Task instructions - Put each of the lines below into a numbered list, omitting any blank lines.

Data to process -
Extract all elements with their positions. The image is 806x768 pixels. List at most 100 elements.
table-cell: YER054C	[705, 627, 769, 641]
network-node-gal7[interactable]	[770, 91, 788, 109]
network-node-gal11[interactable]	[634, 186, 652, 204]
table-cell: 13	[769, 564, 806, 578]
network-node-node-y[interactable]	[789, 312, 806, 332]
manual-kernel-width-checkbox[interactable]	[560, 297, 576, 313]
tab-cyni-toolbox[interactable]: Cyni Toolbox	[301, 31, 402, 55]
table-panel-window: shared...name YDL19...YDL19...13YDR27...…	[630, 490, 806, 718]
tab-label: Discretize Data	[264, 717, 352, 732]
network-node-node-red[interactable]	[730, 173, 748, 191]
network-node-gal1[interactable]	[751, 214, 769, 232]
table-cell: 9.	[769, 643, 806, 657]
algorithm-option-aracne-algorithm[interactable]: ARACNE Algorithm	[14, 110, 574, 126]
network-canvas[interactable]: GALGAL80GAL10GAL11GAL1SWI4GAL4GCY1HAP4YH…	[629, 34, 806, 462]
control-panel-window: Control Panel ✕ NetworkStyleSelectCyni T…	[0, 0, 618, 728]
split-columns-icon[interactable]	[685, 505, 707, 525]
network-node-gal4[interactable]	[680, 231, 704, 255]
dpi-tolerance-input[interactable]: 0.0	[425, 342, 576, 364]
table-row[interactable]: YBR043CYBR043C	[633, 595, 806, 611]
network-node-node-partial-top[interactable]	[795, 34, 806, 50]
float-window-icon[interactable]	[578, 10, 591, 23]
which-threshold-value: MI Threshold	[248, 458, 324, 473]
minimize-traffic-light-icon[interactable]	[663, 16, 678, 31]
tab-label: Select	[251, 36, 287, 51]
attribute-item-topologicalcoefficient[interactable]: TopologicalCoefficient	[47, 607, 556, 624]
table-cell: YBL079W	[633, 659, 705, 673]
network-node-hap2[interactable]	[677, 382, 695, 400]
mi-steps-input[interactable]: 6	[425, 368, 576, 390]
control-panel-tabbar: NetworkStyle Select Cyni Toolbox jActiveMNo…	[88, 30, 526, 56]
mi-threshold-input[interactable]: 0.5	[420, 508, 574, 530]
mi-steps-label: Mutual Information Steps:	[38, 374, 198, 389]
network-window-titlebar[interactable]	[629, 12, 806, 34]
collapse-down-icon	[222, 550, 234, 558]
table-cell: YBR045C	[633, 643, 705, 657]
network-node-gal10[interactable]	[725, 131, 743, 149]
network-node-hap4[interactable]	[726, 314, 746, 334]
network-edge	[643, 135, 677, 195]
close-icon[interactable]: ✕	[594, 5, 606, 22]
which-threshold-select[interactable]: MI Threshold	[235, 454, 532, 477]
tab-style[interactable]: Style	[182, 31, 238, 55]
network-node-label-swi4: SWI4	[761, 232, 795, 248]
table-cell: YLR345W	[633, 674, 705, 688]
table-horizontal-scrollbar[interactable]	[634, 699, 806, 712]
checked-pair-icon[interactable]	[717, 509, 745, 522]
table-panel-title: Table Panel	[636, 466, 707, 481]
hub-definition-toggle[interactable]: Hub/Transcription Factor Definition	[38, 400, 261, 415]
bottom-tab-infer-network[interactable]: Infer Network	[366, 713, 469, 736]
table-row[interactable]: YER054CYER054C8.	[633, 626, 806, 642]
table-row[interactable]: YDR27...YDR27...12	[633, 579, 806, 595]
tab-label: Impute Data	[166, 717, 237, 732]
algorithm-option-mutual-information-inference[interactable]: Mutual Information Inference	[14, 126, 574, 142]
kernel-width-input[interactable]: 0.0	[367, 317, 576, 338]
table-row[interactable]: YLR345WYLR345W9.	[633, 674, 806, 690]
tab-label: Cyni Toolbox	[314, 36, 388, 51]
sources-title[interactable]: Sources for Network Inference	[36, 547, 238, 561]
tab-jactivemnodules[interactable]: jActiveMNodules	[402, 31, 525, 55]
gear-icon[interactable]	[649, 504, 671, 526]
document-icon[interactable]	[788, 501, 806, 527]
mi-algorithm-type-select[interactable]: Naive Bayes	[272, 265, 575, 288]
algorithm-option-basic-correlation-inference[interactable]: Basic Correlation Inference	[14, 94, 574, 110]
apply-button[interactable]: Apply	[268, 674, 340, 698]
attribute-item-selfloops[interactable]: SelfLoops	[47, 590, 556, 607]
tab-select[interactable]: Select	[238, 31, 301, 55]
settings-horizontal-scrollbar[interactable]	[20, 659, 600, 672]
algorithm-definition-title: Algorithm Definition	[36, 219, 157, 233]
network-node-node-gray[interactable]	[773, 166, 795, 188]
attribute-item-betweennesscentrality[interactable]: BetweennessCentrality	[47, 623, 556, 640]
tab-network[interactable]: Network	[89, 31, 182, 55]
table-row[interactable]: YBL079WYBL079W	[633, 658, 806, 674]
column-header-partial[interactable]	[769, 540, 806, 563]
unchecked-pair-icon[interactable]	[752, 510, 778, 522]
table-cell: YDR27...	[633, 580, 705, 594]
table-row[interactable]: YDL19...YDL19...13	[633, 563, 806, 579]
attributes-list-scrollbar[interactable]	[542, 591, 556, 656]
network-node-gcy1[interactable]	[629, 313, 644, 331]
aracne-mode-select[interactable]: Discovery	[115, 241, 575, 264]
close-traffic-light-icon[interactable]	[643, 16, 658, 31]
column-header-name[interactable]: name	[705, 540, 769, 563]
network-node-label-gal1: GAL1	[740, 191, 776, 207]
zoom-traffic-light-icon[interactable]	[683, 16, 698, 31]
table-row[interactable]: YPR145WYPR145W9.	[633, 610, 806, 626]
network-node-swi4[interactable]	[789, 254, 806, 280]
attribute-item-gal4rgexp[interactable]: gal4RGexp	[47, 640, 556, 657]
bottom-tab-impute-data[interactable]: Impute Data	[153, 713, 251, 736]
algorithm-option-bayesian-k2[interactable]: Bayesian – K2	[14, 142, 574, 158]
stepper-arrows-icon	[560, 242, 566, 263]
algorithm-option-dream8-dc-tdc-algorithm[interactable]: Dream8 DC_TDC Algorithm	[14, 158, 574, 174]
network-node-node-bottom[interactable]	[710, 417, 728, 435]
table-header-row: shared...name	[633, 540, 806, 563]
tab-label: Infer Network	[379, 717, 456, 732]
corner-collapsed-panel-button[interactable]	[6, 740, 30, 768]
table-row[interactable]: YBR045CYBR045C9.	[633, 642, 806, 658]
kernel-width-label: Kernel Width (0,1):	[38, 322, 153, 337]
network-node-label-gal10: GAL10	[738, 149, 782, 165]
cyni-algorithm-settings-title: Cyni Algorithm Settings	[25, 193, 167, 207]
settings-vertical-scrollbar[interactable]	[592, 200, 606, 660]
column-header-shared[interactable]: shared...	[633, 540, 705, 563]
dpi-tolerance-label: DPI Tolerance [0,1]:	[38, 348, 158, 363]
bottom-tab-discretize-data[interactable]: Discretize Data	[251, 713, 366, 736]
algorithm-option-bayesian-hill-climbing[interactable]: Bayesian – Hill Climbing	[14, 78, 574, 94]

Solution for this exercise -
1. Extract all elements with their positions. The image is 806x768 pixels. List at most 100 elements.
2. table-cell: YER054C	[705, 627, 769, 641]
3. network-node-gal7[interactable]	[770, 91, 788, 109]
4. network-node-gal11[interactable]	[634, 186, 652, 204]
5. table-cell: 13	[769, 564, 806, 578]
6. network-node-node-y[interactable]	[789, 312, 806, 332]
7. manual-kernel-width-checkbox[interactable]	[560, 297, 576, 313]
8. tab-cyni-toolbox[interactable]: Cyni Toolbox	[301, 31, 402, 55]
9. table-panel-window: shared...name YDL19...YDL19...13YDR27...…	[630, 490, 806, 718]
10. tab-label: Discretize Data	[264, 717, 352, 732]
11. network-node-node-red[interactable]	[730, 173, 748, 191]
12. network-node-gal1[interactable]	[751, 214, 769, 232]
13. table-cell: 9.	[769, 643, 806, 657]
14. algorithm-option-aracne-algorithm[interactable]: ARACNE Algorithm	[14, 110, 574, 126]
15. network-canvas[interactable]: GALGAL80GAL10GAL11GAL1SWI4GAL4GCY1HAP4YH…	[629, 34, 806, 462]
16. control-panel-window: Control Panel ✕ NetworkStyleSelectCyni T…	[0, 0, 618, 728]
17. split-columns-icon[interactable]	[685, 505, 707, 525]
18. network-node-gal4[interactable]	[680, 231, 704, 255]
19. dpi-tolerance-input[interactable]: 0.0	[425, 342, 576, 364]
20. table-row[interactable]: YBR043CYBR043C	[633, 595, 806, 611]
21. network-node-node-partial-top[interactable]	[795, 34, 806, 50]
22. float-window-icon[interactable]	[578, 10, 591, 23]
23. which-threshold-value: MI Threshold	[248, 458, 324, 473]
24. minimize-traffic-light-icon[interactable]	[663, 16, 678, 31]
25. tab-label: Select	[251, 36, 287, 51]
26. attribute-item-topologicalcoefficient[interactable]: TopologicalCoefficient	[47, 607, 556, 624]
27. table-cell: YBL079W	[633, 659, 705, 673]
28. network-node-hap2[interactable]	[677, 382, 695, 400]
29. mi-steps-input[interactable]: 6	[425, 368, 576, 390]
30. control-panel-tabbar: NetworkStyle Select Cyni Toolbox jActiveMNo…	[88, 30, 526, 56]
31. mi-threshold-input[interactable]: 0.5	[420, 508, 574, 530]
32. mi-steps-label: Mutual Information Steps:	[38, 374, 198, 389]
33. network-window-titlebar[interactable]	[629, 12, 806, 34]
34. collapse-down-icon	[222, 550, 234, 558]
35. table-cell: YBR045C	[633, 643, 705, 657]
36. network-node-gal10[interactable]	[725, 131, 743, 149]
37. network-node-hap4[interactable]	[726, 314, 746, 334]
38. network-edge	[643, 135, 677, 195]
39. close-icon[interactable]: ✕	[594, 5, 606, 22]
40. which-threshold-select[interactable]: MI Threshold	[235, 454, 532, 477]
41. tab-style[interactable]: Style	[182, 31, 238, 55]
42. network-node-label-swi4: SWI4	[761, 232, 795, 248]
43. table-cell: YLR345W	[633, 674, 705, 688]
44. table-horizontal-scrollbar[interactable]	[634, 699, 806, 712]
45. checked-pair-icon[interactable]	[717, 509, 745, 522]
46. table-panel-title: Table Panel	[636, 466, 707, 481]
47. hub-definition-toggle[interactable]: Hub/Transcription Factor Definition	[38, 400, 261, 415]
48. bottom-tab-infer-network[interactable]: Infer Network	[366, 713, 469, 736]
49. table-row[interactable]: YER054CYER054C8.	[633, 626, 806, 642]
50. table-row[interactable]: YDR27...YDR27...12	[633, 579, 806, 595]
51. tab-label: Impute Data	[166, 717, 237, 732]
52. algorithm-option-mutual-information-inference[interactable]: Mutual Information Inference	[14, 126, 574, 142]
53. kernel-width-input[interactable]: 0.0	[367, 317, 576, 338]
54. table-row[interactable]: YLR345WYLR345W9.	[633, 674, 806, 690]
55. tab-label: Cyni Toolbox	[314, 36, 388, 51]
56. sources-title[interactable]: Sources for Network Inference	[36, 547, 238, 561]
57. tab-jactivemnodules[interactable]: jActiveMNodules	[402, 31, 525, 55]
58. gear-icon[interactable]	[649, 504, 671, 526]
59. document-icon[interactable]	[788, 501, 806, 527]
60. mi-algorithm-type-select[interactable]: Naive Bayes	[272, 265, 575, 288]
61. algorithm-option-basic-correlation-inference[interactable]: Basic Correlation Inference	[14, 94, 574, 110]
62. apply-button[interactable]: Apply	[268, 674, 340, 698]
63. attribute-item-selfloops[interactable]: SelfLoops	[47, 590, 556, 607]
64. tab-select[interactable]: Select	[238, 31, 301, 55]
65. settings-horizontal-scrollbar[interactable]	[20, 659, 600, 672]
66. algorithm-definition-title: Algorithm Definition	[36, 219, 157, 233]
67. network-node-node-gray[interactable]	[773, 166, 795, 188]
68. attribute-item-betweennesscentrality[interactable]: BetweennessCentrality	[47, 623, 556, 640]
69. tab-network[interactable]: Network	[89, 31, 182, 55]
70. table-row[interactable]: YBL079WYBL079W	[633, 658, 806, 674]
71. column-header-partial[interactable]	[769, 540, 806, 563]
72. unchecked-pair-icon[interactable]	[752, 510, 778, 522]
73. table-cell: YDR27...	[633, 580, 705, 594]
74. table-row[interactable]: YDL19...YDL19...13	[633, 563, 806, 579]
75. attributes-list-scrollbar[interactable]	[542, 591, 556, 656]
76. network-node-gcy1[interactable]	[629, 313, 644, 331]
77. aracne-mode-select[interactable]: Discovery	[115, 241, 575, 264]
78. close-traffic-light-icon[interactable]	[643, 16, 658, 31]
79. column-header-name[interactable]: name	[705, 540, 769, 563]
80. network-node-label-gal1: GAL1	[740, 191, 776, 207]
81. zoom-traffic-light-icon[interactable]	[683, 16, 698, 31]
82. table-row[interactable]: YPR145WYPR145W9.	[633, 610, 806, 626]
83. network-node-swi4[interactable]	[789, 254, 806, 280]
84. attribute-item-gal4rgexp[interactable]: gal4RGexp	[47, 640, 556, 657]
85. bottom-tab-impute-data[interactable]: Impute Data	[153, 713, 251, 736]
86. algorithm-option-bayesian-k2[interactable]: Bayesian – K2	[14, 142, 574, 158]
87. stepper-arrows-icon	[560, 242, 566, 263]
88. algorithm-option-dream8-dc-tdc-algorithm[interactable]: Dream8 DC_TDC Algorithm	[14, 158, 574, 174]
89. network-node-node-bottom[interactable]	[710, 417, 728, 435]
90. table-header-row: shared...name	[633, 540, 806, 563]
91. tab-label: Infer Network	[379, 717, 456, 732]
92. corner-collapsed-panel-button[interactable]	[6, 740, 30, 768]
93. table-row[interactable]: YBR045CYBR045C9.	[633, 642, 806, 658]
94. kernel-width-label: Kernel Width (0,1):	[38, 322, 153, 337]
95. network-node-label-gal10: GAL10	[738, 149, 782, 165]
96. cyni-algorithm-settings-title: Cyni Algorithm Settings	[25, 193, 167, 207]
97. settings-vertical-scrollbar[interactable]	[592, 200, 606, 660]
98. column-header-shared[interactable]: shared...	[633, 540, 705, 563]
99. dpi-tolerance-label: DPI Tolerance [0,1]:	[38, 348, 158, 363]
100. bottom-tab-discretize-data[interactable]: Discretize Data	[251, 713, 366, 736]
101. algorithm-option-bayesian-hill-climbing[interactable]: Bayesian – Hill Climbing	[14, 78, 574, 94]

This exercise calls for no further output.